Short exercise: Extract the lines that carry the string "Data" from the listing.

Material for this task:
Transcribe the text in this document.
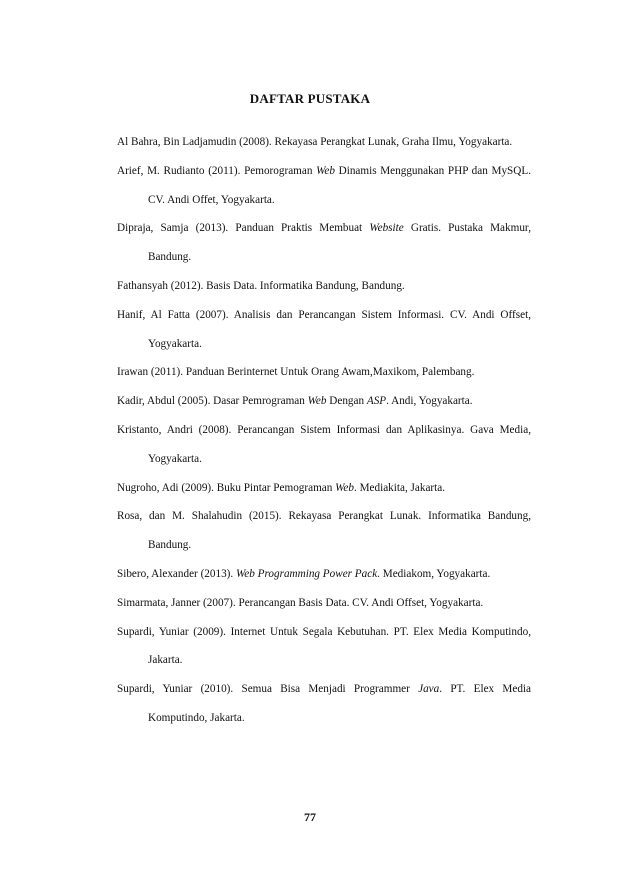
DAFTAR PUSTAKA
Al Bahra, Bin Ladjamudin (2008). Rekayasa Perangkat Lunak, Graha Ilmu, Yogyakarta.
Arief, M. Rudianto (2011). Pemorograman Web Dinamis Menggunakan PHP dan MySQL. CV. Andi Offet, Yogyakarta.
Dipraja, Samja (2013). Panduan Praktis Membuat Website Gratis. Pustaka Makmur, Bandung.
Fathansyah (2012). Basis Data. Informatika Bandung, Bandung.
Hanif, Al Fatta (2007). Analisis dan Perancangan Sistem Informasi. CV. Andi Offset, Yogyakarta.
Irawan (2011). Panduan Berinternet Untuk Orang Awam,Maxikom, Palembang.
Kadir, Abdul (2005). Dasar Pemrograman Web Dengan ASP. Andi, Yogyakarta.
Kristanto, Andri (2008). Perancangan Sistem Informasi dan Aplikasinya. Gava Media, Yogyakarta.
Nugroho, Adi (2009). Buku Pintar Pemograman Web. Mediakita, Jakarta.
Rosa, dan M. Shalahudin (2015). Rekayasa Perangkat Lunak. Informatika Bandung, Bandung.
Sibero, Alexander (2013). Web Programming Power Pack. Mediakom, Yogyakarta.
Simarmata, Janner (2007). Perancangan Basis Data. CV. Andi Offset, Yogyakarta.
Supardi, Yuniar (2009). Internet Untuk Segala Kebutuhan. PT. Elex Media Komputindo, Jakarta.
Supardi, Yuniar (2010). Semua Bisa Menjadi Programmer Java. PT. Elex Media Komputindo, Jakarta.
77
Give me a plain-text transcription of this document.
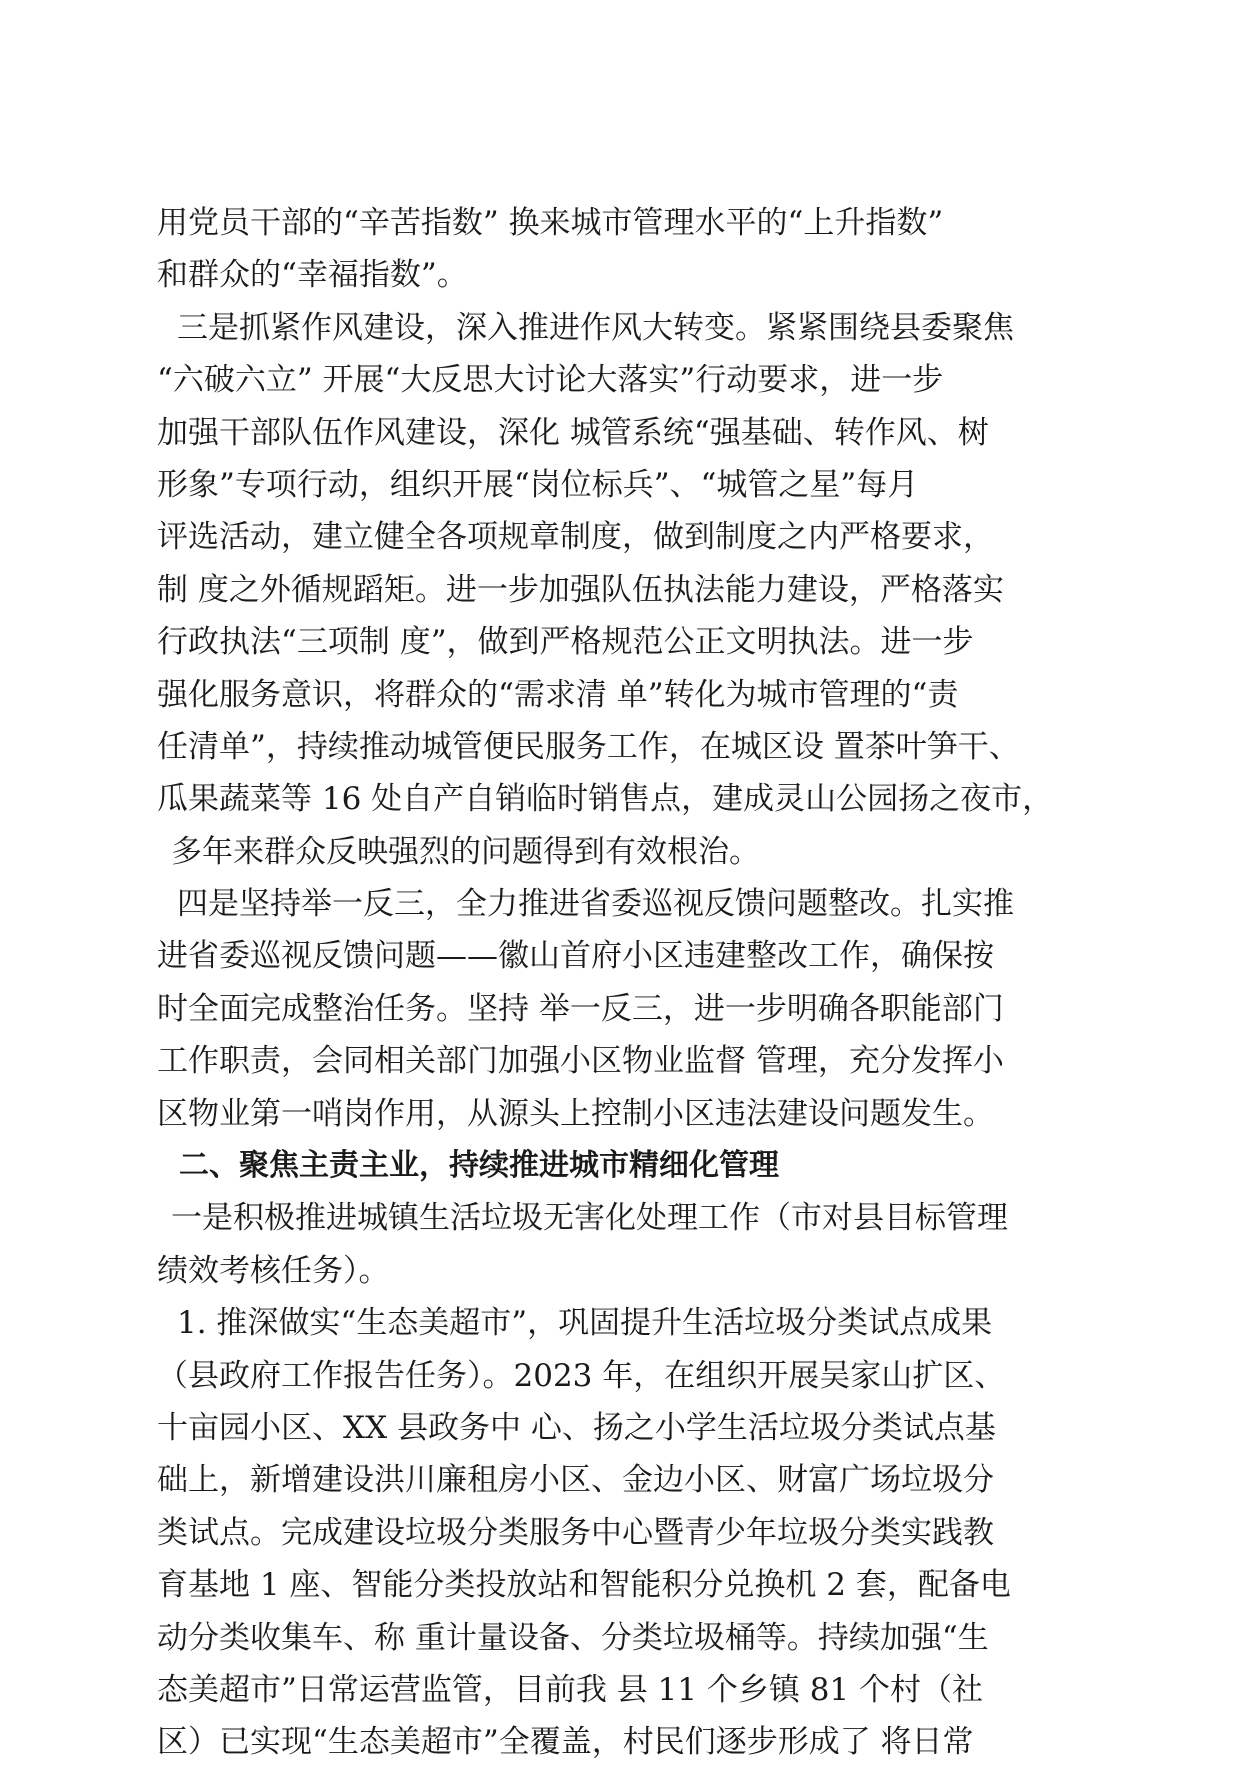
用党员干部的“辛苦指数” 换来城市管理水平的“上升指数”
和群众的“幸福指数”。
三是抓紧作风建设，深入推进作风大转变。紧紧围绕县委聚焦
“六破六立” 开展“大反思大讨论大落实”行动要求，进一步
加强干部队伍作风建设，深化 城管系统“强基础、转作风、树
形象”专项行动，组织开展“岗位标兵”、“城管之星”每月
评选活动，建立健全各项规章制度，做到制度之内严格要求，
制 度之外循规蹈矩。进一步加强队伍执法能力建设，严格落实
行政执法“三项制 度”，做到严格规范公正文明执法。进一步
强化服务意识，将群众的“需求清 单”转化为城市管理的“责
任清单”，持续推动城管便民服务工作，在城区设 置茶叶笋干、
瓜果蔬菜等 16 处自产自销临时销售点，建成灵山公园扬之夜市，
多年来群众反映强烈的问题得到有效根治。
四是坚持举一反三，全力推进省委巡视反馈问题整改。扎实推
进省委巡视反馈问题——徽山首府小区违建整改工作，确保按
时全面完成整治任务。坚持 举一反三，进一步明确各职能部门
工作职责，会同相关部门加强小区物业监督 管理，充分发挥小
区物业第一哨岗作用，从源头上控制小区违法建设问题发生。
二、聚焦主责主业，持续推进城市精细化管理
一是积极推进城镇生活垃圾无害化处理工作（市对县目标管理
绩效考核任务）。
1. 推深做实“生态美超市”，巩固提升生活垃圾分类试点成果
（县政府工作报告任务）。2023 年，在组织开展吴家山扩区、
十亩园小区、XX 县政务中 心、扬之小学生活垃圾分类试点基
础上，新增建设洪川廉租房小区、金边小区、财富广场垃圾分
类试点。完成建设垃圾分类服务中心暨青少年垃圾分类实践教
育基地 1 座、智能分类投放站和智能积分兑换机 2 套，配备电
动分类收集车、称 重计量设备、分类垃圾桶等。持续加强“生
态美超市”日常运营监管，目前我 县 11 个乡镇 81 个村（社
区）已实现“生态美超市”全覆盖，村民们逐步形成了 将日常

Exercise result:
Fathansyah (2012). Basis Data. Informatika Bandung, Bandung.
Simarmata, Janner (2007). Perancangan Basis Data. CV. Andi Offset, Yogyakarta.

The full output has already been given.